→ PROBLEM DESCRIPTION
Please report every line from the material that contains the word "igen".

→ GIVEN ENTRIES
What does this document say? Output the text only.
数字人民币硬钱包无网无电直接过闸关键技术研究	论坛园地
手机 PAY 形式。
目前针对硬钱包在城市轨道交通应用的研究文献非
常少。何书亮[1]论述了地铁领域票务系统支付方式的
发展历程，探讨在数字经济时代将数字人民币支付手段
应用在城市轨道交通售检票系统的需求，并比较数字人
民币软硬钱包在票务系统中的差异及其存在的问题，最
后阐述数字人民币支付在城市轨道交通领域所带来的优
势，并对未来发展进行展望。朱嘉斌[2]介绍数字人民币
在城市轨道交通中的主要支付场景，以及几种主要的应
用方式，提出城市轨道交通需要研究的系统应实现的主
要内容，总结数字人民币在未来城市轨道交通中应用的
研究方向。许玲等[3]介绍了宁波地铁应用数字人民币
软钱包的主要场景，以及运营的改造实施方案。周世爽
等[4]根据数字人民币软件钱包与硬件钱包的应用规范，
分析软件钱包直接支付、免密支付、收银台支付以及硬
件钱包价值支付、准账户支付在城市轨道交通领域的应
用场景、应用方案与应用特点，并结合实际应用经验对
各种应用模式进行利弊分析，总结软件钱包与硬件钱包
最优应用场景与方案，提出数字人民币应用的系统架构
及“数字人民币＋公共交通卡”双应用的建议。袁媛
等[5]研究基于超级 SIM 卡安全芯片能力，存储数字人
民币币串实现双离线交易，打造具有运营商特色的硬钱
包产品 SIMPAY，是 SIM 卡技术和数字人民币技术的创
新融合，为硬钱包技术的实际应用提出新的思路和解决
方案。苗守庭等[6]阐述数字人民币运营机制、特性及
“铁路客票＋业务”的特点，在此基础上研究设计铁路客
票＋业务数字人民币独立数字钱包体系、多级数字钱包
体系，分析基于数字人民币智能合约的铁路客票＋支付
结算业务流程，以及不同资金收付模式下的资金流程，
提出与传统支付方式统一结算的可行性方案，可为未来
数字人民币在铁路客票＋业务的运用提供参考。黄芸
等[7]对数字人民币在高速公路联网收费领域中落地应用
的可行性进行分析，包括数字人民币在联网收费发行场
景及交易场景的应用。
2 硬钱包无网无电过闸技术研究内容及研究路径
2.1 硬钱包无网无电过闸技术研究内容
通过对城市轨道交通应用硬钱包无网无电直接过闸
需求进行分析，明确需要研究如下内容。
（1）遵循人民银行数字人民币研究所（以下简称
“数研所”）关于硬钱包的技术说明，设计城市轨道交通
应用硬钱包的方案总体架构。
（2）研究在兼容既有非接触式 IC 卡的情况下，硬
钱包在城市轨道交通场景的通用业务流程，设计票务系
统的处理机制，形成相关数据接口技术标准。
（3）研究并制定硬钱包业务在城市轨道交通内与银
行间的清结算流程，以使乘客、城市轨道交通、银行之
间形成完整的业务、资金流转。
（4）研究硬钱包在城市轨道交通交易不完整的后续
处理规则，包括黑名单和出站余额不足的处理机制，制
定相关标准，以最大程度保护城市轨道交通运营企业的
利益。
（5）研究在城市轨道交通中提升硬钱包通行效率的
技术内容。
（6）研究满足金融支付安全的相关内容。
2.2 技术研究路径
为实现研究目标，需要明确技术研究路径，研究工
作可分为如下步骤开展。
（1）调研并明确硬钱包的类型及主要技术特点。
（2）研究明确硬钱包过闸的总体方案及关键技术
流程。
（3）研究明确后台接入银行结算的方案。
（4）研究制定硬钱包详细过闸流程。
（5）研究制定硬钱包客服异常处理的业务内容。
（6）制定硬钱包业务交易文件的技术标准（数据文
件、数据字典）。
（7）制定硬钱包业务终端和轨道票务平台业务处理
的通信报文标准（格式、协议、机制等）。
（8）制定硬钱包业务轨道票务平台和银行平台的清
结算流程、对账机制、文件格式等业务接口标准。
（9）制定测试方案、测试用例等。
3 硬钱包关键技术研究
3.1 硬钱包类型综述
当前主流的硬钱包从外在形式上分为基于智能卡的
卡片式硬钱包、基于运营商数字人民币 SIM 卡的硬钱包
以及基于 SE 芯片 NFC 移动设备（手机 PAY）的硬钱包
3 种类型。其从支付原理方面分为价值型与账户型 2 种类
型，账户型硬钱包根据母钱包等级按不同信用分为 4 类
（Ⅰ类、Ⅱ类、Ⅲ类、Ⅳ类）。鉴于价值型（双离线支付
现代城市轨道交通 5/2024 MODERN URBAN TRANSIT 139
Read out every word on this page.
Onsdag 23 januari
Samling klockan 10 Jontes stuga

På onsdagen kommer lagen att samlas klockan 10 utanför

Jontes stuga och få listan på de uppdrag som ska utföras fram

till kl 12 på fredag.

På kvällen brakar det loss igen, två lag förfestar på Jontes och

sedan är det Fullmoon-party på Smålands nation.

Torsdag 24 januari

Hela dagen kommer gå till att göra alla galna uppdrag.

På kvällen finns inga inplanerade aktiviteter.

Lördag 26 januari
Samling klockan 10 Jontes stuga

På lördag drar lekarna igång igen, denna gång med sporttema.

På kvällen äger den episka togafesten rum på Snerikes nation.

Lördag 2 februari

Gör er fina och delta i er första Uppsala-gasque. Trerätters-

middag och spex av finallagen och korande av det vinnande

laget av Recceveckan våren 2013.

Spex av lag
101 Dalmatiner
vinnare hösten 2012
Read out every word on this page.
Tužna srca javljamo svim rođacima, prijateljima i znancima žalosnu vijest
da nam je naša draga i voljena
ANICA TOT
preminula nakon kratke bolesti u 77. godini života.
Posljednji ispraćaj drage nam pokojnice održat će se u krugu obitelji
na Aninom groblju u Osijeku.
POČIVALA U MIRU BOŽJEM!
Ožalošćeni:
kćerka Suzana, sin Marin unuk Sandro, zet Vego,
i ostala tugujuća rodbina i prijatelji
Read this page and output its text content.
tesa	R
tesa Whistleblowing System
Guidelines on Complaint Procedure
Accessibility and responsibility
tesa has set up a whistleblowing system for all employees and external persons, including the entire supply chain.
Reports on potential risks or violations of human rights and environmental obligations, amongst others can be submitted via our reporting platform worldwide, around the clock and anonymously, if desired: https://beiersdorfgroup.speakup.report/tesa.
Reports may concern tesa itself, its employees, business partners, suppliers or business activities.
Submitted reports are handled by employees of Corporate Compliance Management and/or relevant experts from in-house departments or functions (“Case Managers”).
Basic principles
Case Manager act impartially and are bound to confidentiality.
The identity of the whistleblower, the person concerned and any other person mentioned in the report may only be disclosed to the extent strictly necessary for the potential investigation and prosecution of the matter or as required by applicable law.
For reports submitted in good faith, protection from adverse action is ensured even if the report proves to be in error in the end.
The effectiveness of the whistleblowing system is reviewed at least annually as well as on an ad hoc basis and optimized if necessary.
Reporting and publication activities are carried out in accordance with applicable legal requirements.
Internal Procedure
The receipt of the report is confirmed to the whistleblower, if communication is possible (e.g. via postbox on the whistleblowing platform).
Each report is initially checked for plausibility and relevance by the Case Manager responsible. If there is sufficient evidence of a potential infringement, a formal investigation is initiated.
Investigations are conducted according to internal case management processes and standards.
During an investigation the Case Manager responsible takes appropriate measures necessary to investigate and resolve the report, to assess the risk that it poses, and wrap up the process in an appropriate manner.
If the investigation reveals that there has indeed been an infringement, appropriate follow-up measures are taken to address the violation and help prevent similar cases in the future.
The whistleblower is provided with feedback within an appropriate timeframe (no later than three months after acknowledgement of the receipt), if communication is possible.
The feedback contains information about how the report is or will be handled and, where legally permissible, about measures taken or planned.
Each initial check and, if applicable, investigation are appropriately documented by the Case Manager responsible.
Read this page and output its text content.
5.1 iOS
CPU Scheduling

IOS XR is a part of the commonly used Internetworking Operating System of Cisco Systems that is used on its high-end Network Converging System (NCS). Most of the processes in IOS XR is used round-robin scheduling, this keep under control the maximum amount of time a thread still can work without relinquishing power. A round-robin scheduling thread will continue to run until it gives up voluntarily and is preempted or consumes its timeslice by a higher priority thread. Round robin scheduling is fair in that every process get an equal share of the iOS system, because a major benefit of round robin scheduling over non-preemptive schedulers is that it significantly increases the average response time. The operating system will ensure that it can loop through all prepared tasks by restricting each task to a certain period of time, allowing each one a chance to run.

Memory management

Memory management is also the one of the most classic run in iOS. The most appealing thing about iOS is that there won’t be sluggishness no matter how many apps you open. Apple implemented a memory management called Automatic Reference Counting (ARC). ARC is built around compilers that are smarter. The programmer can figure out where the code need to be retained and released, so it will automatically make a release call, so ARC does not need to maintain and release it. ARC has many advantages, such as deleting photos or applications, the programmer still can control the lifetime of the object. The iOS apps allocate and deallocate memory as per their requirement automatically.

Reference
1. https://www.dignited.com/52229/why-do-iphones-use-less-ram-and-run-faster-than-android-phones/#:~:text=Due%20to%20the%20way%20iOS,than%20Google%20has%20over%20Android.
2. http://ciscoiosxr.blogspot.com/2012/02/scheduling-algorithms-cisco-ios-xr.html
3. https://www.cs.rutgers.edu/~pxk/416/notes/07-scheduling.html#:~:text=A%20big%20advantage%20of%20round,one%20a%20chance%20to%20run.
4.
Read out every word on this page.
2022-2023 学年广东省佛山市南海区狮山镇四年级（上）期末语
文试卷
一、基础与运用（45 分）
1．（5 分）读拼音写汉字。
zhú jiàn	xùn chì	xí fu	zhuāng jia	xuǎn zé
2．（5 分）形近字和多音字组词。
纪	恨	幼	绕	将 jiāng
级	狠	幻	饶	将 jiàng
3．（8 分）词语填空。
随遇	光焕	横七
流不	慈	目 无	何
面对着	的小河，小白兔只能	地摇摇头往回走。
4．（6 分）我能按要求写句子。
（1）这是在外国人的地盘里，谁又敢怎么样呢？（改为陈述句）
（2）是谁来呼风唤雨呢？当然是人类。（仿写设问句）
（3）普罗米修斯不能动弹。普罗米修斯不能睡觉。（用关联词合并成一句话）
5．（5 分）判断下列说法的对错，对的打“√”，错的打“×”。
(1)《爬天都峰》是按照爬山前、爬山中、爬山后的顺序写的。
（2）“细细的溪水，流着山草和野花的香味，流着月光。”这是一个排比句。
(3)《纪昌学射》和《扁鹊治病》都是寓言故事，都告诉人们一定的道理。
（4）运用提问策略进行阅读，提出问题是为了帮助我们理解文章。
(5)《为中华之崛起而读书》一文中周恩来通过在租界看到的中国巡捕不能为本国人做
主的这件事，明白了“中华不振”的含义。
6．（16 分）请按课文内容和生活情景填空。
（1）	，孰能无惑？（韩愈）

→ EXERCISE RESPONSE
På kvällen brakar det loss igen, två lag förfestar på Jontes och
På lördag drar lekarna igång igen, denna gång med sporttema.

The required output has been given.